Activity
Repeat the passage of the market commentary word for word, from "Yes we think" up to and including "necessarily this time.".

Document segment
--------------------------------
Executive summary:
- Powell on-the-economy 'now' is still likely a plus, not a negative; as we go into the Fed's statement and news conference tomorrow.
- Despite believing today was simply an orthodox pause ahead of the Fed, it was not a solid decline, just the myriad of small stocks paused, while stocks like AMD (AMD) did especially well (taking business from Intel (INTC) some think, but that is not new and was part of the basis of our 16-17 entry as 'pick of the year' for 2019 just ahead of Christmas 2018 (it can move toward or over 60).
- Apple (AAPL), Facebook (FB), AMD and a handful of others create the dominant theme; with a few other sectors chiming-in and pausing; such as Oils and Banks; so those latter get removed as 'fuel' for the overall rally, at least for now.
- Small-cap sectors are mixed; our little 'revived' speculative attention on lens maker LightPath (LPTH) (especially doing well with infrared, back orders, growing in every way with a new CEO too); which today move above 3 as expected.
- While our short-term target was raised to 3-3.50, I am suspecting even more if the new CEO and Global Sales Manager deliver solid new orders and if they can keep up with fulfillment of rising demand for infrared and so on).
- Big-tech at record valuations with plunging EPS estimates is hilarious; and a part of why most money managers totally missed this year's huge move; at the same time little stocks like LightPath would have to triple at least to be in line with comparable revenue growth tech stocks (LPTH is still under the radar of most investors and analysts which makes them potential buyers not sellers, since what has happened is a turnover of ownership structure too).
- There are divergences in this market and we recognize that; so far that all is working to the advantage of the under-owned more than the over-extended.

In-sum: the S&P is behaving normally for a day ahead of the FOMC statement.
Daily action: was on-hold pre-Fed, while some stocks advanced nicely anyway and that made their moves perhaps show-up on percentage-gain summaries, so in a sense could direct growing awareness of their patterns and prospects.

Beneath a superficial glance at a DJIA of nearly 300 and an S&P off 25 handles; you've got a favorable NASDAQ, and a few stocks doing really well.
Part of what's going on the money managers don't like is the power of the move led by thousands of small investors jumping into a lot of small-cap stocks; to the dismay of the Street establishment that thinks they could divine a retest of the March lows. They are suffering from FOMO and 'fighting the Fed'.

Yes we think all this leads to a correction, but within a favorable framework as we view it for now, and see this just as a normal -even healthy- high level pre-Fed consolidation.
And we suspect even the S&P has a post-Fed shuffle thrust still in the wings, which might be seen later this week or next, even if preceding more of a shakeout to which it's entitled. Of course there can be chop around the Fed statement time, and sometimes fairly violently, though not necessarily this time.
--------------------------------
Entries provided
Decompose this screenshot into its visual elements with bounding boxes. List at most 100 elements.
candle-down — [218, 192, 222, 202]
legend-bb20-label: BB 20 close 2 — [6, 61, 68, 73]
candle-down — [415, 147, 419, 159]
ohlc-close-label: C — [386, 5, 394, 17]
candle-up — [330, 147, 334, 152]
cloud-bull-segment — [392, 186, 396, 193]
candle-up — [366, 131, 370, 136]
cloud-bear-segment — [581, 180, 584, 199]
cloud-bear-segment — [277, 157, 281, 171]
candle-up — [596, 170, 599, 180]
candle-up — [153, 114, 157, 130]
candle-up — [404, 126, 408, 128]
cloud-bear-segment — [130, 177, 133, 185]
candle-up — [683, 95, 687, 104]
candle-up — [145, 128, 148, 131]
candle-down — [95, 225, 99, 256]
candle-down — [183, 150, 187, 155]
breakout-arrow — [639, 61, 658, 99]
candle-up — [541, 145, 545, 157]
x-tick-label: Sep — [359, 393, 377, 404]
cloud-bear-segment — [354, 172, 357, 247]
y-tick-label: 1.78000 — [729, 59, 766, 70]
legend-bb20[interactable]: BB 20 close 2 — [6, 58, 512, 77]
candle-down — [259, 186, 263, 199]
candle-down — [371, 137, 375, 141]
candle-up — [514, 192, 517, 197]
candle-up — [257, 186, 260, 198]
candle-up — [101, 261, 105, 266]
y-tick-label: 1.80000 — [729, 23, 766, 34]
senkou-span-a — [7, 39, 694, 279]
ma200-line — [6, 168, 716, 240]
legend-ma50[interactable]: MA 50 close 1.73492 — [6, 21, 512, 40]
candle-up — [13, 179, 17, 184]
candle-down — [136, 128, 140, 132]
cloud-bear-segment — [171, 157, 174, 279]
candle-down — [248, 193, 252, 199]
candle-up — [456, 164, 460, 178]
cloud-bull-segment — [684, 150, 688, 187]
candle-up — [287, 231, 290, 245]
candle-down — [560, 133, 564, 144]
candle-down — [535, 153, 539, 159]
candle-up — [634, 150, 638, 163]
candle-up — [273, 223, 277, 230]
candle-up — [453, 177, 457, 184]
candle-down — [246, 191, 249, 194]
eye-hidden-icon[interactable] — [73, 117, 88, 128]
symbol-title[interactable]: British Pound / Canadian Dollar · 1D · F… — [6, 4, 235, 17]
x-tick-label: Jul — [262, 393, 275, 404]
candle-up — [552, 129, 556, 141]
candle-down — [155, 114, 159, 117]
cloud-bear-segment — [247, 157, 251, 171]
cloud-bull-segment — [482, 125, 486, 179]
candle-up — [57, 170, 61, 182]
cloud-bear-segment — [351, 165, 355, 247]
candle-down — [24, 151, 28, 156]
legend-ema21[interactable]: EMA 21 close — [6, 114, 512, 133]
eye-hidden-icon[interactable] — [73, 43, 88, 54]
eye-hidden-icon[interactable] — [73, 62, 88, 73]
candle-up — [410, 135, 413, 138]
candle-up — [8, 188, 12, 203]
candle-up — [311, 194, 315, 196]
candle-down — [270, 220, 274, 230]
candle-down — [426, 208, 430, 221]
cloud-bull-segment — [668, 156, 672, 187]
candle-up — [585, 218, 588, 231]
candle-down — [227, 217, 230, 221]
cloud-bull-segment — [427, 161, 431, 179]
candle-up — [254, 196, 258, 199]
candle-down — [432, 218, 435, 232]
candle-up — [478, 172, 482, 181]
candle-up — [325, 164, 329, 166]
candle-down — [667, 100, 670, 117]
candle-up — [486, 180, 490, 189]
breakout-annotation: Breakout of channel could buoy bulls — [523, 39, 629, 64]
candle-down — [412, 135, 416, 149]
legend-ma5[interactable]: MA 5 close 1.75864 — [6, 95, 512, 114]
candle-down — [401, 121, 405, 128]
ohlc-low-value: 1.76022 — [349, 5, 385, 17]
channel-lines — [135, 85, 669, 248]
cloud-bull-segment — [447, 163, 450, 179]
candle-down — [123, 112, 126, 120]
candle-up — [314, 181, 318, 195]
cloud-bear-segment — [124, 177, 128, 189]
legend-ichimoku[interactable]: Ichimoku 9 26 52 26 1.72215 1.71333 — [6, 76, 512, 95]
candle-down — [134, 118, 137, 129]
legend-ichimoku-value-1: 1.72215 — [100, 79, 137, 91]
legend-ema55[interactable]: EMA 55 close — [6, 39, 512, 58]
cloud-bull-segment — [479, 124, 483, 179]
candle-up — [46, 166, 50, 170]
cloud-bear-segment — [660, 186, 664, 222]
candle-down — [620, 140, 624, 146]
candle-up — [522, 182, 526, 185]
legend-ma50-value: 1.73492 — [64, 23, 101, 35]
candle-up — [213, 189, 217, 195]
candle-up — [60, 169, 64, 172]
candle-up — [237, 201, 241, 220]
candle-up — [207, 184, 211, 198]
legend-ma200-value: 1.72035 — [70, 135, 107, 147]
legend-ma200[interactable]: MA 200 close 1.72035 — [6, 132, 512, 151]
--------------------------------
Exercise response
Yes we think all this leads to a correction, but within a favorable framework as we view it for now, and see this just as a normal -even healthy- high level pre-Fed consolidation.
And we suspect even the S&P has a post-Fed shuffle thrust still in the wings, which might be seen later this week or next, even if preceding more of a shakeout to which it's entitled. Of course there can be chop around the Fed statement time, and sometimes fairly violently, though not necessarily this time.